* DATASET CONTENT *

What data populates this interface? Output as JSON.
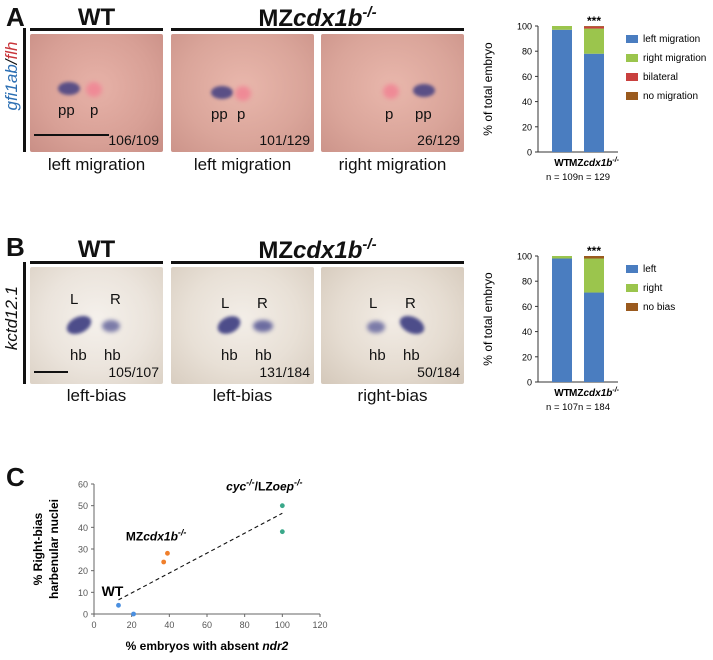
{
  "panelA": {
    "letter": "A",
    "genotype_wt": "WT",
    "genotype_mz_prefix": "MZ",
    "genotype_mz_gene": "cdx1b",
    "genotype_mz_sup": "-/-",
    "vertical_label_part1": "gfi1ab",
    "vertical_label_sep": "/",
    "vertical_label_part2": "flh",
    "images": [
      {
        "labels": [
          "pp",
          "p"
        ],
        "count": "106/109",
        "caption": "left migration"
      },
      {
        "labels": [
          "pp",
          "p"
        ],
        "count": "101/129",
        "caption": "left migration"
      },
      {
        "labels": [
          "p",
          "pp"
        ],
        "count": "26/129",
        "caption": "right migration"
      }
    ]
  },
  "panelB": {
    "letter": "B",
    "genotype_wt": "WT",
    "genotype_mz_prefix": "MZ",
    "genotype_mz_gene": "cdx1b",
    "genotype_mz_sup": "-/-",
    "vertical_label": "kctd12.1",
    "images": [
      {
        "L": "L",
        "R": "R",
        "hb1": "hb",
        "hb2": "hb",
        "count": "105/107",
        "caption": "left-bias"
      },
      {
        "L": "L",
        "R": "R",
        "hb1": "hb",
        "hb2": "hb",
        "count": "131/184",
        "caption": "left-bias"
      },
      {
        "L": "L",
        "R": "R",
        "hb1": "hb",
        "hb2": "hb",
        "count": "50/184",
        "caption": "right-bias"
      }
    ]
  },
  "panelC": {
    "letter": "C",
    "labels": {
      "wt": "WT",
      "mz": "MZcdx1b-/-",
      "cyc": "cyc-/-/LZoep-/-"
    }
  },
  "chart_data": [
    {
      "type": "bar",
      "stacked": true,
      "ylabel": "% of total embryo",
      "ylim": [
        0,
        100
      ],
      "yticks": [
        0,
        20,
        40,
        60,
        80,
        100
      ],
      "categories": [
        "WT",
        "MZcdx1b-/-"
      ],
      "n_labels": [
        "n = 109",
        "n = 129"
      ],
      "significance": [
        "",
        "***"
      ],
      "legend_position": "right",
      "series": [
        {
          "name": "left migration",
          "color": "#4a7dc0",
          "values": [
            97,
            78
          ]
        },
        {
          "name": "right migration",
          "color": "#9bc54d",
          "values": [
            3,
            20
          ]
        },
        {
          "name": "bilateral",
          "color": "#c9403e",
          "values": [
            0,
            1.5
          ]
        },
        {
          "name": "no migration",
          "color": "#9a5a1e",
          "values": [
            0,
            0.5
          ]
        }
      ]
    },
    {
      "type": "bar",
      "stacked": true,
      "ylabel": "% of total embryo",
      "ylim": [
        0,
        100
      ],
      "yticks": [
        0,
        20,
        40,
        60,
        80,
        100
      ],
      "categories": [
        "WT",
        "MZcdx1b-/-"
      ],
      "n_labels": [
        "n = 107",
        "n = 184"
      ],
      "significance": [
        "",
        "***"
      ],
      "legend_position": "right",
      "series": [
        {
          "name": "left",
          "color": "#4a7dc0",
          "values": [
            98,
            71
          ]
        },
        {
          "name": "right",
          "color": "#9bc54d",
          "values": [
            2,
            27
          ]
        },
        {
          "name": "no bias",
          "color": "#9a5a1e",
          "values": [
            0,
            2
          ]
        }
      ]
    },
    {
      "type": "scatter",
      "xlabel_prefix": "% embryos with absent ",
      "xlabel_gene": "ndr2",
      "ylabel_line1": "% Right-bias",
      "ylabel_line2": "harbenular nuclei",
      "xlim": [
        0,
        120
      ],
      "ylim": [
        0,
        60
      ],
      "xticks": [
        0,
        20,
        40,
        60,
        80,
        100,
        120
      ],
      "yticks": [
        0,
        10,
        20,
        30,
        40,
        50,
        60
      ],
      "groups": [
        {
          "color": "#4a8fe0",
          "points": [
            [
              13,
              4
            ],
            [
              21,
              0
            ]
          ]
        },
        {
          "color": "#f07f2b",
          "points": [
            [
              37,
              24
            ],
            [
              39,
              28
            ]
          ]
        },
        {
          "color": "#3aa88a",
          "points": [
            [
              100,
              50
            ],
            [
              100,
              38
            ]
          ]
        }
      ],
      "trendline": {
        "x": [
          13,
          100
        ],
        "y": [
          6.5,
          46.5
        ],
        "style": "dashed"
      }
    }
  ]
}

* PROBLEM TO SOLVE *
Print all of the entries word for word. Omit the pictures they contain.

* FINAL ANSWER *
What data populates this interface? Output as JSON.
{
  "panelA": {
    "letter": "A",
    "genotype_wt": "WT",
    "genotype_mz_prefix": "MZ",
    "genotype_mz_gene": "cdx1b",
    "genotype_mz_sup": "-/-",
    "vertical_label_part1": "gfi1ab",
    "vertical_label_sep": "/",
    "vertical_label_part2": "flh",
    "images": [
      {
        "labels": [
          "pp",
          "p"
        ],
        "count": "106/109",
        "caption": "left migration"
      },
      {
        "labels": [
          "pp",
          "p"
        ],
        "count": "101/129",
        "caption": "left migration"
      },
      {
        "labels": [
          "p",
          "pp"
        ],
        "count": "26/129",
        "caption": "right migration"
      }
    ]
  },
  "panelB": {
    "letter": "B",
    "genotype_wt": "WT",
    "genotype_mz_prefix": "MZ",
    "genotype_mz_gene": "cdx1b",
    "genotype_mz_sup": "-/-",
    "vertical_label": "kctd12.1",
    "images": [
      {
        "L": "L",
        "R": "R",
        "hb1": "hb",
        "hb2": "hb",
        "count": "105/107",
        "caption": "left-bias"
      },
      {
        "L": "L",
        "R": "R",
        "hb1": "hb",
        "hb2": "hb",
        "count": "131/184",
        "caption": "left-bias"
      },
      {
        "L": "L",
        "R": "R",
        "hb1": "hb",
        "hb2": "hb",
        "count": "50/184",
        "caption": "right-bias"
      }
    ]
  },
  "panelC": {
    "letter": "C",
    "labels": {
      "wt": "WT",
      "mz": "MZcdx1b-/-",
      "cyc": "cyc-/-/LZoep-/-"
    }
  },
  "chart_data": [
    {
      "type": "bar",
      "stacked": true,
      "ylabel": "% of total embryo",
      "ylim": [
        0,
        100
      ],
      "yticks": [
        0,
        20,
        40,
        60,
        80,
        100
      ],
      "categories": [
        "WT",
        "MZcdx1b-/-"
      ],
      "n_labels": [
        "n = 109",
        "n = 129"
      ],
      "significance": [
        "",
        "***"
      ],
      "legend_position": "right",
      "series": [
        {
          "name": "left migration",
          "color": "#4a7dc0",
          "values": [
            97,
            78
          ]
        },
        {
          "name": "right migration",
          "color": "#9bc54d",
          "values": [
            3,
            20
          ]
        },
        {
          "name": "bilateral",
          "color": "#c9403e",
          "values": [
            0,
            1.5
          ]
        },
        {
          "name": "no migration",
          "color": "#9a5a1e",
          "values": [
            0,
            0.5
          ]
        }
      ]
    },
    {
      "type": "bar",
      "stacked": true,
      "ylabel": "% of total embryo",
      "ylim": [
        0,
        100
      ],
      "yticks": [
        0,
        20,
        40,
        60,
        80,
        100
      ],
      "categories": [
        "WT",
        "MZcdx1b-/-"
      ],
      "n_labels": [
        "n = 107",
        "n = 184"
      ],
      "significance": [
        "",
        "***"
      ],
      "legend_position": "right",
      "series": [
        {
          "name": "left",
          "color": "#4a7dc0",
          "values": [
            98,
            71
          ]
        },
        {
          "name": "right",
          "color": "#9bc54d",
          "values": [
            2,
            27
          ]
        },
        {
          "name": "no bias",
          "color": "#9a5a1e",
          "values": [
            0,
            2
          ]
        }
      ]
    },
    {
      "type": "scatter",
      "xlabel_prefix": "% embryos with absent ",
      "xlabel_gene": "ndr2",
      "ylabel_line1": "% Right-bias",
      "ylabel_line2": "harbenular nuclei",
      "xlim": [
        0,
        120
      ],
      "ylim": [
        0,
        60
      ],
      "xticks": [
        0,
        20,
        40,
        60,
        80,
        100,
        120
      ],
      "yticks": [
        0,
        10,
        20,
        30,
        40,
        50,
        60
      ],
      "groups": [
        {
          "color": "#4a8fe0",
          "points": [
            [
              13,
              4
            ],
            [
              21,
              0
            ]
          ]
        },
        {
          "color": "#f07f2b",
          "points": [
            [
              37,
              24
            ],
            [
              39,
              28
            ]
          ]
        },
        {
          "color": "#3aa88a",
          "points": [
            [
              100,
              50
            ],
            [
              100,
              38
            ]
          ]
        }
      ],
      "trendline": {
        "x": [
          13,
          100
        ],
        "y": [
          6.5,
          46.5
        ],
        "style": "dashed"
      }
    }
  ]
}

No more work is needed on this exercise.